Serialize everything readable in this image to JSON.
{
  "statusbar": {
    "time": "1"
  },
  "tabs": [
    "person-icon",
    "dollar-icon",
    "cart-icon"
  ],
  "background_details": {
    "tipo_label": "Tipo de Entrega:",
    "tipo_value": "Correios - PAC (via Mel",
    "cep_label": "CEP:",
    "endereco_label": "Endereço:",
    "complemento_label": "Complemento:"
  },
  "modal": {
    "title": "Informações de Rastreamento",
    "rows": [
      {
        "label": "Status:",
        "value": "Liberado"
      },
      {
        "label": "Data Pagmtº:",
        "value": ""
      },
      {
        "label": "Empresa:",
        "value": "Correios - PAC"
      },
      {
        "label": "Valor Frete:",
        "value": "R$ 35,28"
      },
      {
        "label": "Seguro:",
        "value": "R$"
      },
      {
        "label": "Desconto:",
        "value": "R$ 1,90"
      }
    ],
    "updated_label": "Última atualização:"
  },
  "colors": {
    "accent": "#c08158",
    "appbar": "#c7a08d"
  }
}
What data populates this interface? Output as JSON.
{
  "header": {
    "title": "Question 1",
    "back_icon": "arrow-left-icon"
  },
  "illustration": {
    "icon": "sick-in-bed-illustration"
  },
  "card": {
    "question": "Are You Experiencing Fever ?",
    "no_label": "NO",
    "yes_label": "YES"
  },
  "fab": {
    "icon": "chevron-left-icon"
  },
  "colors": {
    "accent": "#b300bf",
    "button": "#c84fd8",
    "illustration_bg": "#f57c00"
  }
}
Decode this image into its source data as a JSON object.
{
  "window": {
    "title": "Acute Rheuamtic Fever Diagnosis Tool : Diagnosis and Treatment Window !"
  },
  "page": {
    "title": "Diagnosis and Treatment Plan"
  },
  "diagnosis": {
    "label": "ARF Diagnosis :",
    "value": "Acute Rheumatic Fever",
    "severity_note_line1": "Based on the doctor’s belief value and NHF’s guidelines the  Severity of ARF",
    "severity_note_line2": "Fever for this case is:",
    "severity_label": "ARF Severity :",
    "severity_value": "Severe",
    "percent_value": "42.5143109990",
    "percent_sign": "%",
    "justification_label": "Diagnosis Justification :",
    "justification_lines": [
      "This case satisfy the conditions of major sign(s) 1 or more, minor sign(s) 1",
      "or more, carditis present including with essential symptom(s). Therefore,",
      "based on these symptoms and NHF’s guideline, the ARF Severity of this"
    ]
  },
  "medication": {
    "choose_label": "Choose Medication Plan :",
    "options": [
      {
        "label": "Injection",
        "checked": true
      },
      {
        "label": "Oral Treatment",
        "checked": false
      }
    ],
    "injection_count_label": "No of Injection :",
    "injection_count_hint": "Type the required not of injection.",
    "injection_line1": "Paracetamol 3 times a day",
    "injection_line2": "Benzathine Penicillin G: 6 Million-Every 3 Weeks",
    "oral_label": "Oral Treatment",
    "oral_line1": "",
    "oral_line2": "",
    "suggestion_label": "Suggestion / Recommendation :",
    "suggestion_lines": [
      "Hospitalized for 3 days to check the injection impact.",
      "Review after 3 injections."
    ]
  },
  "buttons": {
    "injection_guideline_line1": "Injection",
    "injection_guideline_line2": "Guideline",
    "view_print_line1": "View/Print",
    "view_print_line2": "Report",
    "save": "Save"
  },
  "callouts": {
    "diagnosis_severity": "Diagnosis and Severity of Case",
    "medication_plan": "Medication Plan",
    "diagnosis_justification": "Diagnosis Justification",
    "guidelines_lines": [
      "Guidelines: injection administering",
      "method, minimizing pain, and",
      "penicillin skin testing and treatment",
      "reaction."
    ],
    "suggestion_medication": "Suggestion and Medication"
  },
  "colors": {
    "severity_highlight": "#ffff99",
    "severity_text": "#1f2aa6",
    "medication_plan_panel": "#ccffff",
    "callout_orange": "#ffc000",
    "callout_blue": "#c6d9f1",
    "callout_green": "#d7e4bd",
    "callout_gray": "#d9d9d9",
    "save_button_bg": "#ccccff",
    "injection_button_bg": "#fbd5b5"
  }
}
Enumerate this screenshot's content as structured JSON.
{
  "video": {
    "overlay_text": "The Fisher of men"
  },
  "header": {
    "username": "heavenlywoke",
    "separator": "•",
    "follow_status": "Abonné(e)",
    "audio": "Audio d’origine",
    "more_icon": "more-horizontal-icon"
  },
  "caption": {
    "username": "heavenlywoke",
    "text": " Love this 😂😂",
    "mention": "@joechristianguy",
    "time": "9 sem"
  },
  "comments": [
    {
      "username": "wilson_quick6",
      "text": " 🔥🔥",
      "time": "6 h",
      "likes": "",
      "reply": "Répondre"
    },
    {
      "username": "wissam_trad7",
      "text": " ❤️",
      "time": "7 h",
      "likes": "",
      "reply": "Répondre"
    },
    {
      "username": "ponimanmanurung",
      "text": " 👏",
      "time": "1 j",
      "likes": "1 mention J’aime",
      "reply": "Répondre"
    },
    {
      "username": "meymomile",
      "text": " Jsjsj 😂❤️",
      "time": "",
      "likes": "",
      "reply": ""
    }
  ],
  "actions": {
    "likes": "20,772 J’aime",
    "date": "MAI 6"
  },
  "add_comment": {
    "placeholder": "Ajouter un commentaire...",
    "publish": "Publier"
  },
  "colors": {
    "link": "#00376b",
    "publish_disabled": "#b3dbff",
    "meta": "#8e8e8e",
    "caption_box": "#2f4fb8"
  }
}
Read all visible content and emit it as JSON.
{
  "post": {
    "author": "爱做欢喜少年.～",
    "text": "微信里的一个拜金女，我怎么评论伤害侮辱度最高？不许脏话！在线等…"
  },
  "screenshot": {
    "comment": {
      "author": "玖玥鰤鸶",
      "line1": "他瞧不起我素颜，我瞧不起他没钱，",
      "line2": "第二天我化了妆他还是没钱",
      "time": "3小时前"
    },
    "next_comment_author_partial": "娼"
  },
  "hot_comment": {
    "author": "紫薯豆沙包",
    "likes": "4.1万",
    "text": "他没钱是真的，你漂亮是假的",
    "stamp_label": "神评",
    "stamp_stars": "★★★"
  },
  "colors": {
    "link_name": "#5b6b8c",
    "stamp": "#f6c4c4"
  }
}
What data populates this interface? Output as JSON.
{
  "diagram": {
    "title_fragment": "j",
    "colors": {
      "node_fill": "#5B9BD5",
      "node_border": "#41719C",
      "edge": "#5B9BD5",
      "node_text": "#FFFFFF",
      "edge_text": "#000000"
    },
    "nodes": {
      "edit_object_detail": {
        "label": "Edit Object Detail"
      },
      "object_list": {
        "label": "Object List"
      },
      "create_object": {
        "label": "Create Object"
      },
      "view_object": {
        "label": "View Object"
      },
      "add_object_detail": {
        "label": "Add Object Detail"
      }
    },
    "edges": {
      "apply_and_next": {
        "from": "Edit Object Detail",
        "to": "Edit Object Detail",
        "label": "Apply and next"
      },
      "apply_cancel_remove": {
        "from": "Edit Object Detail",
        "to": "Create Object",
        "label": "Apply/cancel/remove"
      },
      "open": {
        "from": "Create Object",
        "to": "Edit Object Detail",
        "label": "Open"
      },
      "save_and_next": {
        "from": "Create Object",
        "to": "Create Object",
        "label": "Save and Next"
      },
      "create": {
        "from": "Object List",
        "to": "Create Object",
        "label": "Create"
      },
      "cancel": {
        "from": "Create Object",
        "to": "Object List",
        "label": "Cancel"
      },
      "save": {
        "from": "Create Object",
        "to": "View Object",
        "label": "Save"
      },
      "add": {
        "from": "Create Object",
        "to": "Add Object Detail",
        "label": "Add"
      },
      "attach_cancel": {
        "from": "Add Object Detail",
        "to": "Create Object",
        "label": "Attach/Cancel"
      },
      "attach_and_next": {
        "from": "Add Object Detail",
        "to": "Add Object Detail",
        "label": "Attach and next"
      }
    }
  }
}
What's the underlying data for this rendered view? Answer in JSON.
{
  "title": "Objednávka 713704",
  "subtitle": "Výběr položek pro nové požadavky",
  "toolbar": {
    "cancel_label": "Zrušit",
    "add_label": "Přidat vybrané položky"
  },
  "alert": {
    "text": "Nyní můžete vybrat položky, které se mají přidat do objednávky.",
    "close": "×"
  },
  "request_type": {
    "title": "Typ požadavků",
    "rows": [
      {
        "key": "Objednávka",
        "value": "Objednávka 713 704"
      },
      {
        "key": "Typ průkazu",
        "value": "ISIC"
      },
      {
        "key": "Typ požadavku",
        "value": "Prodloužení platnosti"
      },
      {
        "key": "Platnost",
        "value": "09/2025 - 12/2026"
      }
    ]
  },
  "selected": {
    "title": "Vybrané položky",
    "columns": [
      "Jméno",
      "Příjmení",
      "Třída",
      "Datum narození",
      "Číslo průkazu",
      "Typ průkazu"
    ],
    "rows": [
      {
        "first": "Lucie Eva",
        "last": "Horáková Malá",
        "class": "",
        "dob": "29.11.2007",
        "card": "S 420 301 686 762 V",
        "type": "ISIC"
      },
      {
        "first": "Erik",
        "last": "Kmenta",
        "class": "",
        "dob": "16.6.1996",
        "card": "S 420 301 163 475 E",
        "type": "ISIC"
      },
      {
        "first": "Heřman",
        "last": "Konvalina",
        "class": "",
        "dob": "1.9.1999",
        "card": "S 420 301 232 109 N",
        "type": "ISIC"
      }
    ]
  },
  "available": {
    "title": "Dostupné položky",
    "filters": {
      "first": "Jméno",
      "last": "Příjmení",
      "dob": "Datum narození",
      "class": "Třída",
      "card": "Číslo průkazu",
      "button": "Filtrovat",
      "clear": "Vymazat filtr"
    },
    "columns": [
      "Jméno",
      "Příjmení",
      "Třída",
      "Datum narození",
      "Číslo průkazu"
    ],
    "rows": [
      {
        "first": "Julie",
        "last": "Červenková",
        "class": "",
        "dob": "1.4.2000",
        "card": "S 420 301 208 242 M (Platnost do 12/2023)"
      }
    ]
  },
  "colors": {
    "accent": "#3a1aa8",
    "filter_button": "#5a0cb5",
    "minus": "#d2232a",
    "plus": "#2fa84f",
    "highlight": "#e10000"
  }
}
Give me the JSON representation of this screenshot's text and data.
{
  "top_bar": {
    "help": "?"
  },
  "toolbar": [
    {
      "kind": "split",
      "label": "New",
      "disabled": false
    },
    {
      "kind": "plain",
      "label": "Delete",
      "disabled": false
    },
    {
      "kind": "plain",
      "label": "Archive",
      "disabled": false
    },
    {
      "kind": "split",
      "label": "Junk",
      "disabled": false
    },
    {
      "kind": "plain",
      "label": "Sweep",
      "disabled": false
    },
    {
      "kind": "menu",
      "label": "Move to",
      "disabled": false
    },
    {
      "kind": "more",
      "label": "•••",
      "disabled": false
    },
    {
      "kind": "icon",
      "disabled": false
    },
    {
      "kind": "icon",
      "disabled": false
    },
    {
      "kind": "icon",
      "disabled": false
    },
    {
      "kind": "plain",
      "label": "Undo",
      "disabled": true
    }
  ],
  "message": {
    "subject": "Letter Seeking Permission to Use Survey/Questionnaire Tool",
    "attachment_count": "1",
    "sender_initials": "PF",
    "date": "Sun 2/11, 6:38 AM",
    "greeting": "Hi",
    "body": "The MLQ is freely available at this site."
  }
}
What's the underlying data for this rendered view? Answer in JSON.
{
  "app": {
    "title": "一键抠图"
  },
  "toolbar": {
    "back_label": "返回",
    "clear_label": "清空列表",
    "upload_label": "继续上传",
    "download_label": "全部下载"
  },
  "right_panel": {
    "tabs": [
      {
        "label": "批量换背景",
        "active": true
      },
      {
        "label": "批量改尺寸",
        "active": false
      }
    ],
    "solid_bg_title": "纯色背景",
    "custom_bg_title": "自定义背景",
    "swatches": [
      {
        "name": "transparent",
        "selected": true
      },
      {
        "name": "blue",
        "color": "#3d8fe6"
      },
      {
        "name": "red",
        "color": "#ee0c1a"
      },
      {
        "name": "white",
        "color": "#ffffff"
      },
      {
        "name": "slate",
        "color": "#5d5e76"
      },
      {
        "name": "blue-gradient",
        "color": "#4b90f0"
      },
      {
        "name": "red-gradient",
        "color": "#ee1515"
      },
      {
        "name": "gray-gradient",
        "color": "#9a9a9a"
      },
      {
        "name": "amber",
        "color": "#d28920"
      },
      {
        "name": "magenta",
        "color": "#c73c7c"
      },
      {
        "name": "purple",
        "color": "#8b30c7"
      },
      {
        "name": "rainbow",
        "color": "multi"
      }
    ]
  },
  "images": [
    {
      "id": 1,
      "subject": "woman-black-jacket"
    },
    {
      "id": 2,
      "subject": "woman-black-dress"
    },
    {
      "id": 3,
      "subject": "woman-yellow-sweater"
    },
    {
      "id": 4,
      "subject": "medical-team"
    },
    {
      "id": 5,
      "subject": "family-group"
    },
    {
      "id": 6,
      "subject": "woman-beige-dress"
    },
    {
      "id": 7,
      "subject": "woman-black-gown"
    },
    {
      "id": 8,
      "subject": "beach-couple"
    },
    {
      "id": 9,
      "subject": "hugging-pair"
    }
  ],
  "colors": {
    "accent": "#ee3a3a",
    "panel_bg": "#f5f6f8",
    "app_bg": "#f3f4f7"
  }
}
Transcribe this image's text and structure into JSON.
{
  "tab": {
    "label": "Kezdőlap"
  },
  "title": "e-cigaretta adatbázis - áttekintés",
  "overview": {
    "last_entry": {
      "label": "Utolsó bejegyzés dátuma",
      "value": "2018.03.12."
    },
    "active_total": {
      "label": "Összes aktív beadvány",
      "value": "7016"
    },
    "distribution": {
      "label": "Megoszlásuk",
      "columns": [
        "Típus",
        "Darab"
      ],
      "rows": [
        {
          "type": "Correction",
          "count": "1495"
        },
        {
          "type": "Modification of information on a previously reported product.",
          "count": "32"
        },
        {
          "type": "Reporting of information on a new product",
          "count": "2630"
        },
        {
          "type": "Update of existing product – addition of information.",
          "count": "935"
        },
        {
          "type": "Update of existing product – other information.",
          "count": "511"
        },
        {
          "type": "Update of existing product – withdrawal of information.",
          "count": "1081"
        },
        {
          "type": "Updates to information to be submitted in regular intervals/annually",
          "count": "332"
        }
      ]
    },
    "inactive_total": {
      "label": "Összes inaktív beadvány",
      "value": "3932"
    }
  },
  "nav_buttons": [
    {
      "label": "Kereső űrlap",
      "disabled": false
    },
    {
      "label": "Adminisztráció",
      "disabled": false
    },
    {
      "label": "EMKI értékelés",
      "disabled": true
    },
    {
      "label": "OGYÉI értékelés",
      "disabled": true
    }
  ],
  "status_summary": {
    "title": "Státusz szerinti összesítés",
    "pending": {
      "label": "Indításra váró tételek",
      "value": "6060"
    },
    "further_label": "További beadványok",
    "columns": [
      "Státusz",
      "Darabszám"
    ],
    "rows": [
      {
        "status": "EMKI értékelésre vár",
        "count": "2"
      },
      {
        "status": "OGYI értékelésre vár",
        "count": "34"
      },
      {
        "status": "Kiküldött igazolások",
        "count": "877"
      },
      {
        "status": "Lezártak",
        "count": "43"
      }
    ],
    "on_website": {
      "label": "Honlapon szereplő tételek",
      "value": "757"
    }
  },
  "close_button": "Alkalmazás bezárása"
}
........
Identify the lines above that contain the word "dress", then copy them.

> **RESPONSE FOR THIS EXERCISE**:
      "subject": "woman-black-dress"
      "subject": "woman-beige-dress"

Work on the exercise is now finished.